▶ **DIRECTIONS FOR THIS TASK**
Print, exactly and completely, every entry in the data.

· · · ·

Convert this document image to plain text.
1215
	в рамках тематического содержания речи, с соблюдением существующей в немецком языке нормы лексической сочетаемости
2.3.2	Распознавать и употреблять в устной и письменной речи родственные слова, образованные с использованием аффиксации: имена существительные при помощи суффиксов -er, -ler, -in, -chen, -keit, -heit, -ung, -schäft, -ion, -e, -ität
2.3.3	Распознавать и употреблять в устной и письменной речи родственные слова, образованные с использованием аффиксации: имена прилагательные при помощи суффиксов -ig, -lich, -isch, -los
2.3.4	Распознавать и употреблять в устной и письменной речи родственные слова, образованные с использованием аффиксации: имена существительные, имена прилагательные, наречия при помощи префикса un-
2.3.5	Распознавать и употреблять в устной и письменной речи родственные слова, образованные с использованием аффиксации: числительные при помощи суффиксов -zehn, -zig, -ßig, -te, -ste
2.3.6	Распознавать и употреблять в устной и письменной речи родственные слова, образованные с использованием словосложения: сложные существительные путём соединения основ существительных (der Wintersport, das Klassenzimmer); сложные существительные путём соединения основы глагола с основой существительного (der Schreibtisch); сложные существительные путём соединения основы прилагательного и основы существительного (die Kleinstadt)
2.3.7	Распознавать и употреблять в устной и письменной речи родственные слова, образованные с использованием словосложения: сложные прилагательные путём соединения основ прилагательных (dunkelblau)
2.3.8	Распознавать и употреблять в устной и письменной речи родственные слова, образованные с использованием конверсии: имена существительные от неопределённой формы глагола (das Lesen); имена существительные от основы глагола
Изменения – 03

· · · ·

▶ **FINISHED EXERCISE**
Convert this document image to plain text.
1215
	в рамках тематического содержания речи, с соблюдением существующей в немецком языке нормы лексической сочетаемости
2.3.2	Распознавать и употреблять в устной и письменной речи родственные слова, образованные с использованием аффиксации: имена существительные при помощи суффиксов -er, -ler, -in, -chen, -keit, -heit, -ung, -schäft, -ion, -e, -ität
2.3.3	Распознавать и употреблять в устной и письменной речи родственные слова, образованные с использованием аффиксации: имена прилагательные при помощи суффиксов -ig, -lich, -isch, -los
2.3.4	Распознавать и употреблять в устной и письменной речи родственные слова, образованные с использованием аффиксации: имена существительные, имена прилагательные, наречия при помощи префикса un-
2.3.5	Распознавать и употреблять в устной и письменной речи родственные слова, образованные с использованием аффиксации: числительные при помощи суффиксов -zehn, -zig, -ßig, -te, -ste
2.3.6	Распознавать и употреблять в устной и письменной речи родственные слова, образованные с использованием словосложения: сложные существительные путём соединения основ существительных (der Wintersport, das Klassenzimmer); сложные существительные путём соединения основы глагола с основой существительного (der Schreibtisch); сложные существительные путём соединения основы прилагательного и основы существительного (die Kleinstadt)
2.3.7	Распознавать и употреблять в устной и письменной речи родственные слова, образованные с использованием словосложения: сложные прилагательные путём соединения основ прилагательных (dunkelblau)
2.3.8	Распознавать и употреблять в устной и письменной речи родственные слова, образованные с использованием конверсии: имена существительные от неопределённой формы глагола (das Lesen); имена существительные от основы глагола
Изменения – 03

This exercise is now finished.